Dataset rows
******************************
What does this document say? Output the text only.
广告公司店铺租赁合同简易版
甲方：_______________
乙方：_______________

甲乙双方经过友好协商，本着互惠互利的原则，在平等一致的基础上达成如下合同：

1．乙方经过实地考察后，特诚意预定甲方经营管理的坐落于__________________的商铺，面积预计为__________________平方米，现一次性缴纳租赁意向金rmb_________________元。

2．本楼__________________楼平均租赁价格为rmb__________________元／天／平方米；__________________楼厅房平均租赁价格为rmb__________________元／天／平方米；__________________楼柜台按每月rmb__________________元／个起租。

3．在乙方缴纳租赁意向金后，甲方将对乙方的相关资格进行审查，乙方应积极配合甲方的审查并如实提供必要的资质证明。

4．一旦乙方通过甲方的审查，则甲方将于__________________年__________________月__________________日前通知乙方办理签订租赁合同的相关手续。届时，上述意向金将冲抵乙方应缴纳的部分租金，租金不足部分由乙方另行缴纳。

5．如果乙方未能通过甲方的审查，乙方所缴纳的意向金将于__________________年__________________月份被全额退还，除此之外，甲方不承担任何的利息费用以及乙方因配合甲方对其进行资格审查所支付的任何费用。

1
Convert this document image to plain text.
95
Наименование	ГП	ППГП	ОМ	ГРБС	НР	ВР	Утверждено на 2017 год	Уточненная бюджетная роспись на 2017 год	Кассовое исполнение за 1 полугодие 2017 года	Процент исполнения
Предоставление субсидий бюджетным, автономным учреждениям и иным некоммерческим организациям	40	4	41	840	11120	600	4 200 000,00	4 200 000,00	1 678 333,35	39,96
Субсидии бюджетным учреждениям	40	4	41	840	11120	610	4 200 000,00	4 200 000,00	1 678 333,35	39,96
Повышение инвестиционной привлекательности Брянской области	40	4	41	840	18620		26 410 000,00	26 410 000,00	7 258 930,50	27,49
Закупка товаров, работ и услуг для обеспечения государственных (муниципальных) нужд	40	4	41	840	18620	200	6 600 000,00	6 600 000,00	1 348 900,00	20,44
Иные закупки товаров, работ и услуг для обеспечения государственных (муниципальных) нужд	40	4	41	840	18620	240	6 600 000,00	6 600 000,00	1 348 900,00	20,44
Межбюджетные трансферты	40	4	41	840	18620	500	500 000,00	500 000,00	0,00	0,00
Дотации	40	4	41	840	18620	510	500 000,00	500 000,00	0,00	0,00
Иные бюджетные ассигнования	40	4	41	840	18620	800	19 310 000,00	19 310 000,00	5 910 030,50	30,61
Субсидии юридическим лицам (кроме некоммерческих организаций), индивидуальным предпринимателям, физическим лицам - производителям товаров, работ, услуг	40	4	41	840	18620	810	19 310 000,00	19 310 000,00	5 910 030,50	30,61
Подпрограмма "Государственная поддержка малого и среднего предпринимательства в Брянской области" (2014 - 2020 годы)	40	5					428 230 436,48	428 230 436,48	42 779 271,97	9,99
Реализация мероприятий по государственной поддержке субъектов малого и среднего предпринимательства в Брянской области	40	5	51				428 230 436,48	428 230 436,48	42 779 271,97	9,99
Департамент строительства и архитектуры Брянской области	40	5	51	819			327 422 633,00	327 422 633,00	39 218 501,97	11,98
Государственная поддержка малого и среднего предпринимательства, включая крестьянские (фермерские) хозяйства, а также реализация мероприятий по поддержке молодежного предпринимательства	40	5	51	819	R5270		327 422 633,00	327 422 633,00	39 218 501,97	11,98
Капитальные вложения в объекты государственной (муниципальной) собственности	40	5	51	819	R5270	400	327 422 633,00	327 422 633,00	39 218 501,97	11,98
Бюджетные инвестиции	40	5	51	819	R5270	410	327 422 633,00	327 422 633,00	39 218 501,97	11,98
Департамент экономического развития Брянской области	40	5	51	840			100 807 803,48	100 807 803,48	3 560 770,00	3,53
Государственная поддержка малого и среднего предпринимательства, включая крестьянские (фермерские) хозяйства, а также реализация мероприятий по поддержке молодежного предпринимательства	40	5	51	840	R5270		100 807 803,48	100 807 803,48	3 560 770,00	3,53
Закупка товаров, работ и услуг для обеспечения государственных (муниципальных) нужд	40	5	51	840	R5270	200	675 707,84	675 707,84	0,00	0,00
******************************
TASK DESCRIPTION:
Identify each line of the material where the word "молодежного" shows up, and copy it.

FINISHED EXERCISE:
Государственная поддержка малого и среднего предпринимательства, включая крестьянские (фермерские) хозяйства, а также реализация мероприятий по поддержке молодежного предпринимательства	40	5	51	819	R5270		327 422 633,00	327 422 633,00	39 218 501,97	11,98
Государственная поддержка малого и среднего предпринимательства, включая крестьянские (фермерские) хозяйства, а также реализация мероприятий по поддержке молодежного предпринимательства	40	5	51	840	R5270		100 807 803,48	100 807 803,48	3 560 770,00	3,53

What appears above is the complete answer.